━━━━━ Entries ━━━━━
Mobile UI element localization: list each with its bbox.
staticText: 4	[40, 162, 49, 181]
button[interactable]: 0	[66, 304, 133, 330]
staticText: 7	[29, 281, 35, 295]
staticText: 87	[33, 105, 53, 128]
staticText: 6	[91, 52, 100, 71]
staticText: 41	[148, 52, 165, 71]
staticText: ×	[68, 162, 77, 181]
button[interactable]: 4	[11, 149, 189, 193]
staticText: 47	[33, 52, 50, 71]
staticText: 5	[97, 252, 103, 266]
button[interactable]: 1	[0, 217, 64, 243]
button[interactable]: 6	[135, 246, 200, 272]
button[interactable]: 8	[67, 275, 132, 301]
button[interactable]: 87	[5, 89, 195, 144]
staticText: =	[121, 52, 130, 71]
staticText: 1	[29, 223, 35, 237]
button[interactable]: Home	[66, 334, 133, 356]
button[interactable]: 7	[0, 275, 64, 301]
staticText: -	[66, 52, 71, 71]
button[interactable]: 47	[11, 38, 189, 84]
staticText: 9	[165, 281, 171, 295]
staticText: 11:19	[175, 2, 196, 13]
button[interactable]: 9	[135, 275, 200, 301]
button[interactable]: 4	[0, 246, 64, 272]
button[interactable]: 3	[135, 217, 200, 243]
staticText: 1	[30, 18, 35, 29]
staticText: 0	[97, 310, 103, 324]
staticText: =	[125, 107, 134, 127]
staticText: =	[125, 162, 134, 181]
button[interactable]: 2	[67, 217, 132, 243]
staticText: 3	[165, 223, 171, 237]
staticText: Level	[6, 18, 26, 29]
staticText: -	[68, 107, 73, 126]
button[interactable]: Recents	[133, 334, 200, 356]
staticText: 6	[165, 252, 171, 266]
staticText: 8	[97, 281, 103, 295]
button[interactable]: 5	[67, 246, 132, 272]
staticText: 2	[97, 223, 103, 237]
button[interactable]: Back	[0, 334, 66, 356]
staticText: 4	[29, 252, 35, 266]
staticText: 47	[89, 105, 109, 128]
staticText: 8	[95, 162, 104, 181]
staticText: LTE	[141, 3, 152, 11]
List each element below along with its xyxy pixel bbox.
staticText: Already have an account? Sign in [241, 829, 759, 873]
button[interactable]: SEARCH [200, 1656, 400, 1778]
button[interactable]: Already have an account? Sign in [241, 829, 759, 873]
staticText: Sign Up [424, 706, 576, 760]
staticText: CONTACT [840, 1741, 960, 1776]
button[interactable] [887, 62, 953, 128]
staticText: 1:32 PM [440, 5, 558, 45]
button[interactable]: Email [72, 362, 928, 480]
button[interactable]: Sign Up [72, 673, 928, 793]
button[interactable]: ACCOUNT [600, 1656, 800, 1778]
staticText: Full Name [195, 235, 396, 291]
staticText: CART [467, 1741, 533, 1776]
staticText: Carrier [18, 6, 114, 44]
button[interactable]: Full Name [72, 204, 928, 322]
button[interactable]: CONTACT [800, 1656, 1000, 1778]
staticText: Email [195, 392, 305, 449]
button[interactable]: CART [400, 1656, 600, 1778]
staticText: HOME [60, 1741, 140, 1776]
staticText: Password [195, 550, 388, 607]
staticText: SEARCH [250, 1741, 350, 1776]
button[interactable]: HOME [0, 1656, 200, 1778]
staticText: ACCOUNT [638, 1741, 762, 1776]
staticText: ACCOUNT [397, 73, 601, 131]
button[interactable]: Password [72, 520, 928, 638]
━━━━━
> **Work required**:
Copy the listing above word for word, from its first line through the line that contains "162, 77, 181]".

> **Reply**:
Mobile UI element localization: list each with its bbox.
staticText: 4	[40, 162, 49, 181]
button[interactable]: 0	[66, 304, 133, 330]
staticText: 7	[29, 281, 35, 295]
staticText: 87	[33, 105, 53, 128]
staticText: 6	[91, 52, 100, 71]
staticText: 41	[148, 52, 165, 71]
staticText: ×	[68, 162, 77, 181]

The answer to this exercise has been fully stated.